● **DATA PROVIDED**:
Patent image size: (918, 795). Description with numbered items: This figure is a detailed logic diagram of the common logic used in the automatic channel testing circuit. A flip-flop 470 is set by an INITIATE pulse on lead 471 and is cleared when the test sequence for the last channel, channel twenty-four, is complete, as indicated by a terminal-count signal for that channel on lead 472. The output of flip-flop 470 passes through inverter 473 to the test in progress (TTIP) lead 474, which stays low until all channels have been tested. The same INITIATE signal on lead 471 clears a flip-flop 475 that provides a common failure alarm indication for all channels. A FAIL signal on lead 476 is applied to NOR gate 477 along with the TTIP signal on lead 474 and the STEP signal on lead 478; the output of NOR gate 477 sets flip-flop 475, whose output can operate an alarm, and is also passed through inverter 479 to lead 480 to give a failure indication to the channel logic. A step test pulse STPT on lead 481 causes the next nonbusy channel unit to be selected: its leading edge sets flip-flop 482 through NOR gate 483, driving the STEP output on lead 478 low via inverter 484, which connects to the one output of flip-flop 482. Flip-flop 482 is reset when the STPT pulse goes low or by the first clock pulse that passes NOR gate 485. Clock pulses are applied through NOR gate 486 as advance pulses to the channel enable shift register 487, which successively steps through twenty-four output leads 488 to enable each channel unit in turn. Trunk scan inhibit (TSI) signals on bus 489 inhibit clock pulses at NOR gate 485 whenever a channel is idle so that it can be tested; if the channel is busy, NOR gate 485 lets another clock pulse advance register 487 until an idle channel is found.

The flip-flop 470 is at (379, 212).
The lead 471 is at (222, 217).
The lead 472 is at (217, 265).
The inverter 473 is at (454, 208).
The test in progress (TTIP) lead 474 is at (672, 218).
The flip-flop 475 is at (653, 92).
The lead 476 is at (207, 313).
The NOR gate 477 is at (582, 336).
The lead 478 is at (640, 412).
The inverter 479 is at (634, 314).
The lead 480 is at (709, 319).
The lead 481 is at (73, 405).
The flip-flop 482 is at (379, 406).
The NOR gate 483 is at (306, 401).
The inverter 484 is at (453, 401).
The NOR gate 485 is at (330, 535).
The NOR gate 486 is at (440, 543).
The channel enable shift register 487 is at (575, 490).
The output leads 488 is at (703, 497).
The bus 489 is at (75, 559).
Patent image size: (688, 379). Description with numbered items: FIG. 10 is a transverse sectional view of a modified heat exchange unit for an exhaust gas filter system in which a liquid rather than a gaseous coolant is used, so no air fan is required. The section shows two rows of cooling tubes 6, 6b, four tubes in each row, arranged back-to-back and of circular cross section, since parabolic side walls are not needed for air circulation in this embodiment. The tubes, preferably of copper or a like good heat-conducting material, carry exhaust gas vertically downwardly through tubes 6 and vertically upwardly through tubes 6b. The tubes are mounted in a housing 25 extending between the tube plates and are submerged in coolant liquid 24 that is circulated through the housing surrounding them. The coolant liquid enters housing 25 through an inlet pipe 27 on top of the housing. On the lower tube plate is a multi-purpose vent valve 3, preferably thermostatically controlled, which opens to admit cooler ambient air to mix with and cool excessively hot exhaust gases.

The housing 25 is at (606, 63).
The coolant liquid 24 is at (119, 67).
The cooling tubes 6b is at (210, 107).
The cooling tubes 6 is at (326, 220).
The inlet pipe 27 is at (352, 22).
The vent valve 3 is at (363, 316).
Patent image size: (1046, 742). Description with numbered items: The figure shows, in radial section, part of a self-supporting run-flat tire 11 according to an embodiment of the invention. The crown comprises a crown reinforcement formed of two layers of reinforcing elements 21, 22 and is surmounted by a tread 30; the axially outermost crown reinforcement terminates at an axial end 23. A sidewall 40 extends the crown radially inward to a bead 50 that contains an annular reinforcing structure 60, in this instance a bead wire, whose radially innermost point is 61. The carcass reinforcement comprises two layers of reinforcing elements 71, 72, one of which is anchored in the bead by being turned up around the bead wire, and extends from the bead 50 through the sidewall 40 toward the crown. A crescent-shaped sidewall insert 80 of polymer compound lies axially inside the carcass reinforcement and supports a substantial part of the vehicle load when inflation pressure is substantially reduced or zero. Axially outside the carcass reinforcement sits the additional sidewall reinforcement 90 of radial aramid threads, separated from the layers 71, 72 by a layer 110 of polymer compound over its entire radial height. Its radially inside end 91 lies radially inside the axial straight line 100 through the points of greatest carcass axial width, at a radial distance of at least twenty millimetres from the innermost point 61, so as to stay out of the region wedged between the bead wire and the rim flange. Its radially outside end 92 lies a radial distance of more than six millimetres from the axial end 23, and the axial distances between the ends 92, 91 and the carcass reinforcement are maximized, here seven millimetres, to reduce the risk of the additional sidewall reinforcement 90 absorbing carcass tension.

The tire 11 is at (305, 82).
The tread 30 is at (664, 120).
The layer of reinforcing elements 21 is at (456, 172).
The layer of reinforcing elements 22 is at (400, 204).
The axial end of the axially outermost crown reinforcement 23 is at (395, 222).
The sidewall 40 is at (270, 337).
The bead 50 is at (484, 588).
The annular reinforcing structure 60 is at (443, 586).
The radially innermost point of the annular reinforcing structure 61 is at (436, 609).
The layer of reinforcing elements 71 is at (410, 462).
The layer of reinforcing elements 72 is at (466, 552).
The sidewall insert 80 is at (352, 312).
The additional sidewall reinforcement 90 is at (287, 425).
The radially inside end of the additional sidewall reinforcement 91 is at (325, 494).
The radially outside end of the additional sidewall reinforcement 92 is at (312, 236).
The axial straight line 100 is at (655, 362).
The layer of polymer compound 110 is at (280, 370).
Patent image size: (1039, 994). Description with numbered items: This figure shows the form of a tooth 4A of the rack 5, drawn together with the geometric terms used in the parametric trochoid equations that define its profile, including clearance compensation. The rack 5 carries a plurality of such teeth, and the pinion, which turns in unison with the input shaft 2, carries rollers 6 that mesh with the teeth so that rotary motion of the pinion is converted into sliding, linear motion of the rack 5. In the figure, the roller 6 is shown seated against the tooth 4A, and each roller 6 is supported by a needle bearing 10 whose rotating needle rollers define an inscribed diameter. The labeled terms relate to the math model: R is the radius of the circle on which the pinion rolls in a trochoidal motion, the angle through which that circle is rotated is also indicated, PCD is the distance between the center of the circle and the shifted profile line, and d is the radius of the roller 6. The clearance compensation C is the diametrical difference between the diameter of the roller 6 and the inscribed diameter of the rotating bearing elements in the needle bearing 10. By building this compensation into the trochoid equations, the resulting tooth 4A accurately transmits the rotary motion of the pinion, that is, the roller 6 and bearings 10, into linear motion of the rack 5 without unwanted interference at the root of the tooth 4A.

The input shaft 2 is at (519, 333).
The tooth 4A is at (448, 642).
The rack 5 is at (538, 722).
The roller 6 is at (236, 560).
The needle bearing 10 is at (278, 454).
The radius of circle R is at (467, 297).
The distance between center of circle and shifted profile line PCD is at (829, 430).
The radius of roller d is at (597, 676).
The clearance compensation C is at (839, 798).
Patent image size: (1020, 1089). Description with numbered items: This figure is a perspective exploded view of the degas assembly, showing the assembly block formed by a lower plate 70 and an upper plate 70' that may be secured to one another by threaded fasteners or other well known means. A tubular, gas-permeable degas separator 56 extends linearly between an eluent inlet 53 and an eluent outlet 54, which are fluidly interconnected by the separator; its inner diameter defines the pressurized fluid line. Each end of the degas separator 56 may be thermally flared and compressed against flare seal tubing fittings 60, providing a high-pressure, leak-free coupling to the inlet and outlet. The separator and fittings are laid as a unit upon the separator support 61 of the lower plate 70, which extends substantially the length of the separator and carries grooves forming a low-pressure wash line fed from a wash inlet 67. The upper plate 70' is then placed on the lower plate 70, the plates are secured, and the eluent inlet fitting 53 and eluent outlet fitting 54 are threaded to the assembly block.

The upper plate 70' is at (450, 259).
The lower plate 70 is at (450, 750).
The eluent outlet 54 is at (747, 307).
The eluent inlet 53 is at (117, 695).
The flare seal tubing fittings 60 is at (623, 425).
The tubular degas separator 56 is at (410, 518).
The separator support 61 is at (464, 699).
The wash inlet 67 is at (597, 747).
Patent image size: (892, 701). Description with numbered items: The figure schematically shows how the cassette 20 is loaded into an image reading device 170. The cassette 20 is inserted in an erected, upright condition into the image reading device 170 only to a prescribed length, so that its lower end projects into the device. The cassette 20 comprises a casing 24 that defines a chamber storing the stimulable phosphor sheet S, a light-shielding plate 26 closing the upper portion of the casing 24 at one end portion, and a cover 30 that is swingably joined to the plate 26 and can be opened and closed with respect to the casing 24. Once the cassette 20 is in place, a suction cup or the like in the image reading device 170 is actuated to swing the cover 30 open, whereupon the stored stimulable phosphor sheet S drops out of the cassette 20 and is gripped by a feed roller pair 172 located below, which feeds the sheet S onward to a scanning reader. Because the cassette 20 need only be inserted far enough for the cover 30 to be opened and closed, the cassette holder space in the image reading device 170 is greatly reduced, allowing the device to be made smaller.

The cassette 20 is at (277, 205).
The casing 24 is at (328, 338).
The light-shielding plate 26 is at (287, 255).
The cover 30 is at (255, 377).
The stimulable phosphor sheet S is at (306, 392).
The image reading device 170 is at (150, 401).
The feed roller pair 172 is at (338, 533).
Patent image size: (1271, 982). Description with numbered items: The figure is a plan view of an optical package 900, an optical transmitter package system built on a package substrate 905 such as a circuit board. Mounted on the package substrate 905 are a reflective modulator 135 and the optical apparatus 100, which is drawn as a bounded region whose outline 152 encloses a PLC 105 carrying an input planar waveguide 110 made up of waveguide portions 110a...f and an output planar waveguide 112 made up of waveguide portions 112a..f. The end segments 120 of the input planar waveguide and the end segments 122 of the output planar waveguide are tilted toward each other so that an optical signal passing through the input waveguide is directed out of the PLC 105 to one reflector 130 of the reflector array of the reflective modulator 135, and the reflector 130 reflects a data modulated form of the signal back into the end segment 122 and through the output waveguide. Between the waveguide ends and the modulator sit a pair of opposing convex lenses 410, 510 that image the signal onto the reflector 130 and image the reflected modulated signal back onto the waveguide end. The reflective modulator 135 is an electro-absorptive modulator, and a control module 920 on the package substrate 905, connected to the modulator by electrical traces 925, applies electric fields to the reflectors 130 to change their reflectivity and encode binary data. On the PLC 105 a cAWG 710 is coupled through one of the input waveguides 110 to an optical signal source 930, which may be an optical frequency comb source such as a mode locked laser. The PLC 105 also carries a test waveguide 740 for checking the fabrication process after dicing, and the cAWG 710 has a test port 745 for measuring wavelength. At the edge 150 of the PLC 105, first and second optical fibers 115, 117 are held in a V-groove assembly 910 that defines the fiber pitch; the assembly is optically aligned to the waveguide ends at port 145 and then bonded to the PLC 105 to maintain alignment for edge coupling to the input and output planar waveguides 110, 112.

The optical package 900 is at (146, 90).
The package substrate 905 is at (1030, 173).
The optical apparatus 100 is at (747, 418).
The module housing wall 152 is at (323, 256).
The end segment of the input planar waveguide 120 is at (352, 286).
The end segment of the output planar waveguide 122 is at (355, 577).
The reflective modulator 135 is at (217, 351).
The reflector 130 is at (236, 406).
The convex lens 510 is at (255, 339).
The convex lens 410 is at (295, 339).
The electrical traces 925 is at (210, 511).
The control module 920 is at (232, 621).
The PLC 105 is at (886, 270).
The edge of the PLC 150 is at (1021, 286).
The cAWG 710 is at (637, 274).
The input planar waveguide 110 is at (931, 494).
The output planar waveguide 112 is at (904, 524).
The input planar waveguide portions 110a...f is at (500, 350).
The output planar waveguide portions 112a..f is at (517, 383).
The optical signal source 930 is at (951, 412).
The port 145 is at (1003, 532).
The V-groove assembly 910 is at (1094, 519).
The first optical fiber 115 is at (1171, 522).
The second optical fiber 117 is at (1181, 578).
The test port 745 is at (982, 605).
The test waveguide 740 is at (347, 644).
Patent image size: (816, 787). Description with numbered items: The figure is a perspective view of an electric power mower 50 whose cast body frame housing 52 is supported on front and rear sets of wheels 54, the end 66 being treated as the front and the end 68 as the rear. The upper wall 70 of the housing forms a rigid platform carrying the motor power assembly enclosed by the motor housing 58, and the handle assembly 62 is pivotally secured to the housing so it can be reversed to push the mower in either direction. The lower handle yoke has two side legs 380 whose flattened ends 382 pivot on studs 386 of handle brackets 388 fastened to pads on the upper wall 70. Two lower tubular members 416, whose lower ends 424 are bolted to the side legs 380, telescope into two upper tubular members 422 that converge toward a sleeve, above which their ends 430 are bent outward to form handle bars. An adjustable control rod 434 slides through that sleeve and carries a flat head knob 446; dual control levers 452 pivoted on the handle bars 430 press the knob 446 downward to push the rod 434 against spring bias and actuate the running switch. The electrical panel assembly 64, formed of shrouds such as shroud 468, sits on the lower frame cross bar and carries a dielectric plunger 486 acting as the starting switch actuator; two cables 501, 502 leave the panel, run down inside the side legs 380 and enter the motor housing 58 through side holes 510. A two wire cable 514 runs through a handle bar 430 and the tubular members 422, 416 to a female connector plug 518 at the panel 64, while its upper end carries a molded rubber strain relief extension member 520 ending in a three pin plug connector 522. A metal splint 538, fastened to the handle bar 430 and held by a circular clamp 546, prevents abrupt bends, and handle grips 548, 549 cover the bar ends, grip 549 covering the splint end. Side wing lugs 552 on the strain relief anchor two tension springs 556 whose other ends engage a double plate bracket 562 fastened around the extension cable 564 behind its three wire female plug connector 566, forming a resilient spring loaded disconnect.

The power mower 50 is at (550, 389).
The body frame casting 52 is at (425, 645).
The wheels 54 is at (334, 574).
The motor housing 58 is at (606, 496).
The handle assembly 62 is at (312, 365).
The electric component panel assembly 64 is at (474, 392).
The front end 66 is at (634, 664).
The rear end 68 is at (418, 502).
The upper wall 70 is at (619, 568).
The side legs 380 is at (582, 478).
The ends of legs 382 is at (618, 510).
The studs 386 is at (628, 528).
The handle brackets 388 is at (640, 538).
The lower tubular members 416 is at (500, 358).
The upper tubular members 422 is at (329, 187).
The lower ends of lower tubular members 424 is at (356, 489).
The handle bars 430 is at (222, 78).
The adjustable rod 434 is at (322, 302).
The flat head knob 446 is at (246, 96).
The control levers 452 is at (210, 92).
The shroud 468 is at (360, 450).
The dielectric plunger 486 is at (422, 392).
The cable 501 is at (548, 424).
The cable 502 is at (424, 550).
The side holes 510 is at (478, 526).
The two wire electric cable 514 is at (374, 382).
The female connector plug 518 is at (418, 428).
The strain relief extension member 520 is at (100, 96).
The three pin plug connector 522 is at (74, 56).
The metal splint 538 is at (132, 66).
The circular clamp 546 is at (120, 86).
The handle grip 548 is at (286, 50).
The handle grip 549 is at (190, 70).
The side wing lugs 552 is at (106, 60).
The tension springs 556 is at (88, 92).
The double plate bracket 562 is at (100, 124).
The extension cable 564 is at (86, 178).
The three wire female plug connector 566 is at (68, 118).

● **REQUEST**:
Repeat the lines of the listing above verbatim, from the line that contains "Patent image size: (1020, 1089)." through the line that contains "The eluent inlet 53 is at (117, 695).", including both of those lines.

● **RESPONSE**:
Patent image size: (1020, 1089). Description with numbered items: This figure is a perspective exploded view of the degas assembly, showing the assembly block formed by a lower plate 70 and an upper plate 70' that may be secured to one another by threaded fasteners or other well known means. A tubular, gas-permeable degas separator 56 extends linearly between an eluent inlet 53 and an eluent outlet 54, which are fluidly interconnected by the separator; its inner diameter defines the pressurized fluid line. Each end of the degas separator 56 may be thermally flared and compressed against flare seal tubing fittings 60, providing a high-pressure, leak-free coupling to the inlet and outlet. The separator and fittings are laid as a unit upon the separator support 61 of the lower plate 70, which extends substantially the length of the separator and carries grooves forming a low-pressure wash line fed from a wash inlet 67. The upper plate 70' is then placed on the lower plate 70, the plates are secured, and the eluent inlet fitting 53 and eluent outlet fitting 54 are threaded to the assembly block.

The upper plate 70' is at (450, 259).
The lower plate 70 is at (450, 750).
The eluent outlet 54 is at (747, 307).
The eluent inlet 53 is at (117, 695).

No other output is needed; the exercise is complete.